* **Task instructions**
Every record is to be duplicated exactly as it reads, without its images.

[Data tied to figure images]
- - - - - - -
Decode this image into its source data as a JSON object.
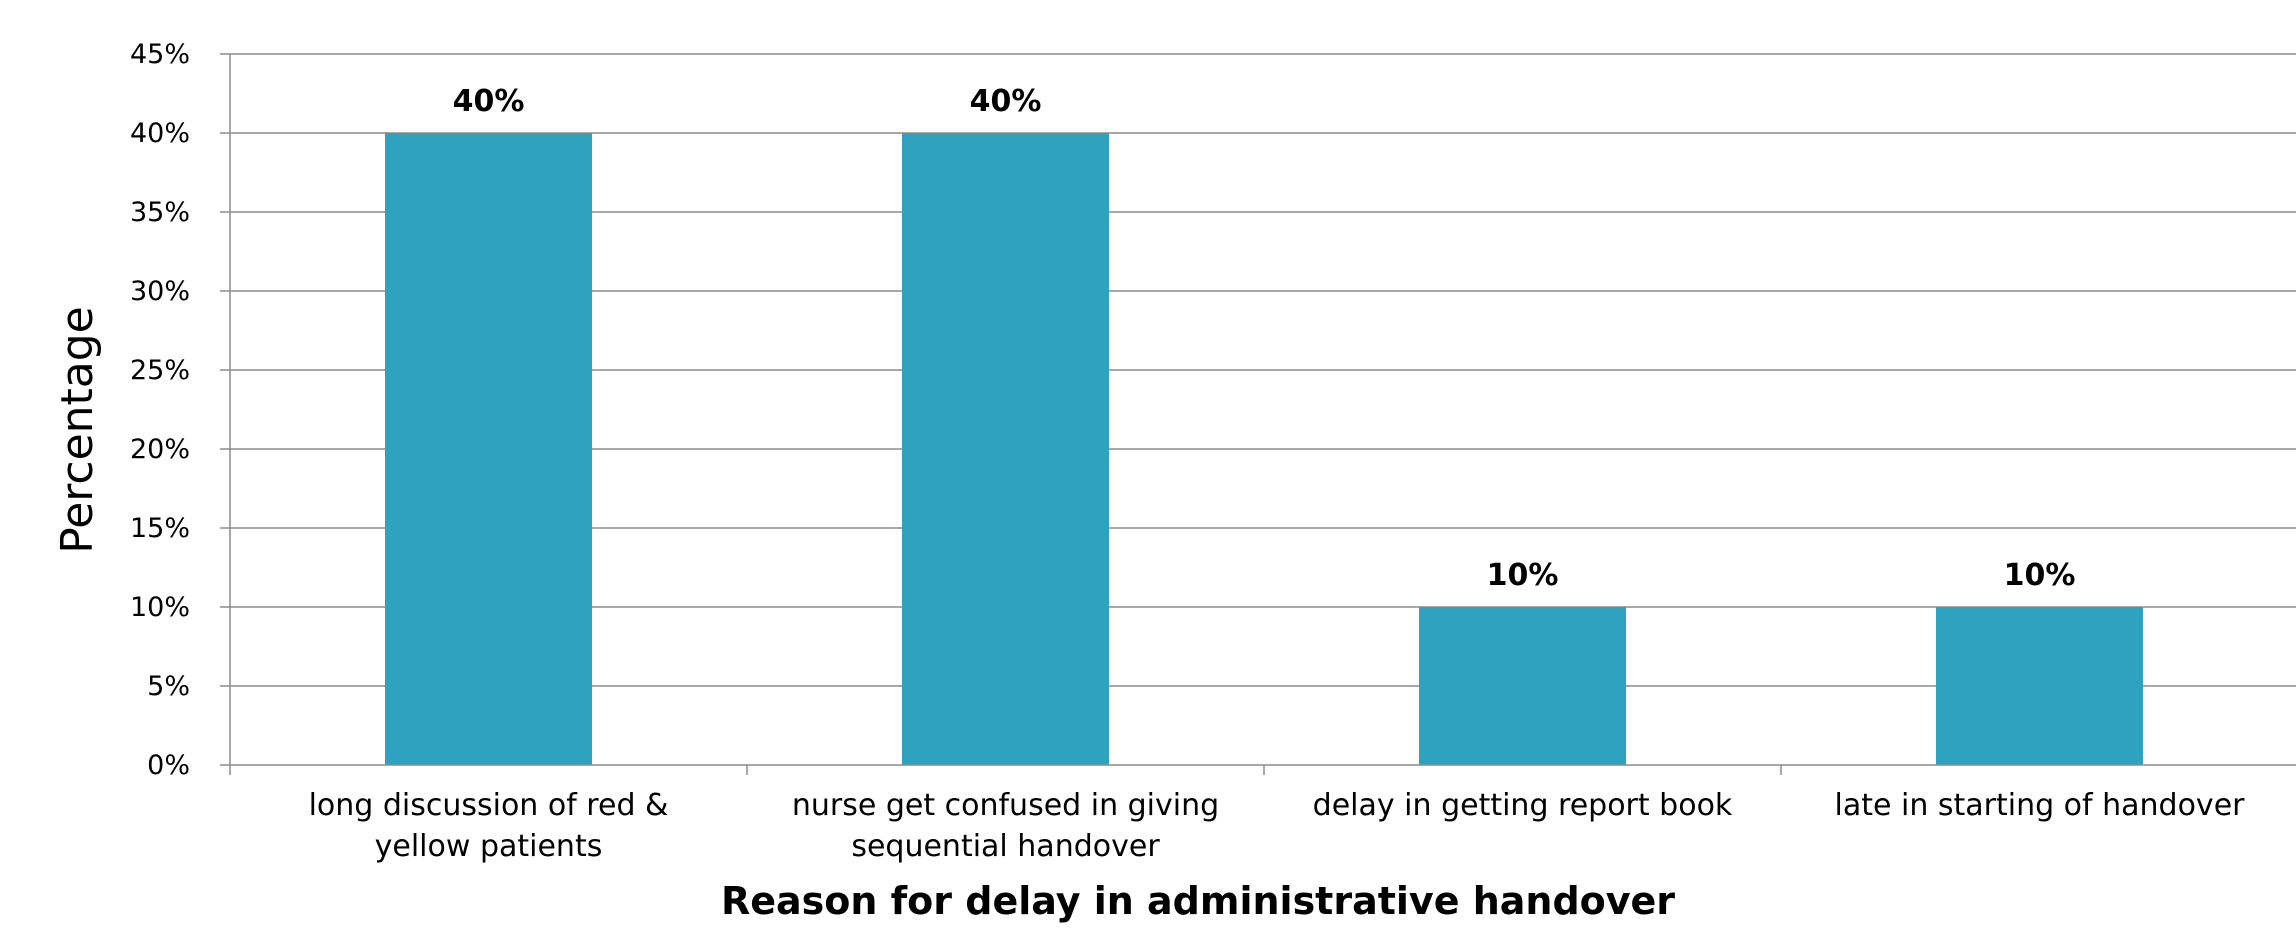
{
  "chart_data": {
    "type": "bar",
    "categories": [
      [
        "long discussion of red &",
        "yellow patients"
      ],
      [
        "nurse get confused in giving",
        "sequential handover"
      ],
      [
        "delay in getting report book"
      ],
      [
        "late in starting of handover"
      ]
    ],
    "values": [
      40,
      40,
      10,
      10
    ],
    "data_labels": [
      "40%",
      "40%",
      "10%",
      "10%"
    ],
    "xlabel": "Reason for delay in administrative handover",
    "ylabel": "Percentage",
    "ylim": [
      0,
      45
    ],
    "yticks": [
      0,
      5,
      10,
      15,
      20,
      25,
      30,
      35,
      40,
      45
    ],
    "ytick_labels": [
      "0%",
      "5%",
      "10%",
      "15%",
      "20%",
      "25%",
      "30%",
      "35%",
      "40%",
      "45%"
    ],
    "grid": true,
    "legend": "none",
    "bar_color": "#2EA2BF",
    "grid_color": "#8C8C8C"
  }
}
- - - - - - -
* **Answer to the problem**
Decode this image into its source data as a JSON object.
{
  "chart_data": {
    "type": "bar",
    "categories": [
      [
        "long discussion of red &",
        "yellow patients"
      ],
      [
        "nurse get confused in giving",
        "sequential handover"
      ],
      [
        "delay in getting report book"
      ],
      [
        "late in starting of handover"
      ]
    ],
    "values": [
      40,
      40,
      10,
      10
    ],
    "data_labels": [
      "40%",
      "40%",
      "10%",
      "10%"
    ],
    "xlabel": "Reason for delay in administrative handover",
    "ylabel": "Percentage",
    "ylim": [
      0,
      45
    ],
    "yticks": [
      0,
      5,
      10,
      15,
      20,
      25,
      30,
      35,
      40,
      45
    ],
    "ytick_labels": [
      "0%",
      "5%",
      "10%",
      "15%",
      "20%",
      "25%",
      "30%",
      "35%",
      "40%",
      "45%"
    ],
    "grid": true,
    "legend": "none",
    "bar_color": "#2EA2BF",
    "grid_color": "#8C8C8C"
  }
}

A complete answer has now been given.